— Start of RECORDS SHOWN —

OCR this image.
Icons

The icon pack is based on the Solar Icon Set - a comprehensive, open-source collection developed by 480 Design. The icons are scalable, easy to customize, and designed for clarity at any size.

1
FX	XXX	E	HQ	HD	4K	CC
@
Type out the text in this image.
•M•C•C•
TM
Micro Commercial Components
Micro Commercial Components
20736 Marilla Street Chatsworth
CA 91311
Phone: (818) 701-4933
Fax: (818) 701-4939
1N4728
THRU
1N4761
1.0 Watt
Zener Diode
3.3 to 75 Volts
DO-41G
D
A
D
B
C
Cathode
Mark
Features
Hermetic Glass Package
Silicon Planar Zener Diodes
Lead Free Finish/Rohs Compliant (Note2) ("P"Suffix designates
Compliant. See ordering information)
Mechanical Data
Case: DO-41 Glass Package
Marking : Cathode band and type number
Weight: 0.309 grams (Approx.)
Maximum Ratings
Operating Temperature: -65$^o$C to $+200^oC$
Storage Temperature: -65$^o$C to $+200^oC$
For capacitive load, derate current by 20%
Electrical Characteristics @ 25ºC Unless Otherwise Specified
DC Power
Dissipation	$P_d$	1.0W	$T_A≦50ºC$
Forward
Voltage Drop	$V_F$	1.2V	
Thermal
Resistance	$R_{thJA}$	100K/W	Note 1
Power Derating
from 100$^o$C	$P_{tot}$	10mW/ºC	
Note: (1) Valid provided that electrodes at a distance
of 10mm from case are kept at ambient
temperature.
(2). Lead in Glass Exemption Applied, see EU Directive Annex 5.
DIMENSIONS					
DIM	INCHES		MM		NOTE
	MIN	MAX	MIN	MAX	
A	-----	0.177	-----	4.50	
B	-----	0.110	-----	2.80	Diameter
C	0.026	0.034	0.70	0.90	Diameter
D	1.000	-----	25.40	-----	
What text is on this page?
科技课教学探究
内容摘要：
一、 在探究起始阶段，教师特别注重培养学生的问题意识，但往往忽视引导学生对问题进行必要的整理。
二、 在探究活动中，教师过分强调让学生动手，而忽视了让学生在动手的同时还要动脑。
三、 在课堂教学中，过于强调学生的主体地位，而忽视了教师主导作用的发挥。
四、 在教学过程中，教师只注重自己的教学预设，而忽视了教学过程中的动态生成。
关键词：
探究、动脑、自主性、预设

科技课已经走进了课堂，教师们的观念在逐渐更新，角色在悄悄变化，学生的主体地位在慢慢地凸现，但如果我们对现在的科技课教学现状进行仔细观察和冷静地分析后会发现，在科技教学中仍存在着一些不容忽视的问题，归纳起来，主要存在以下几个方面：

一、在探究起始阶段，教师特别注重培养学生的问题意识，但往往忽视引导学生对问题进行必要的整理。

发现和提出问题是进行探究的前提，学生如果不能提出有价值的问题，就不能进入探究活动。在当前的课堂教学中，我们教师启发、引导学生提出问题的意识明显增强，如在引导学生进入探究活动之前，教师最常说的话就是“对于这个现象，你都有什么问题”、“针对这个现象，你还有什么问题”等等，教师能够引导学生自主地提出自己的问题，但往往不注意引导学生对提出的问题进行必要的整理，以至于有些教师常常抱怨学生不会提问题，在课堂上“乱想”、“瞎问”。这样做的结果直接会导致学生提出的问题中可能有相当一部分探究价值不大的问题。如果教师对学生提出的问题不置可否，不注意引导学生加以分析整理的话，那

— End of RECORDS SHOWN —

● TASK TO CARRY OUT: Go through the data and gather every line that holds "但往往忽视引导学生对问题进行必要的整理".

● RESPONSE:
一、 在探究起始阶段，教师特别注重培养学生的问题意识，但往往忽视引导学生对问题进行必要的整理。
一、在探究起始阶段，教师特别注重培养学生的问题意识，但往往忽视引导学生对问题进行必要的整理。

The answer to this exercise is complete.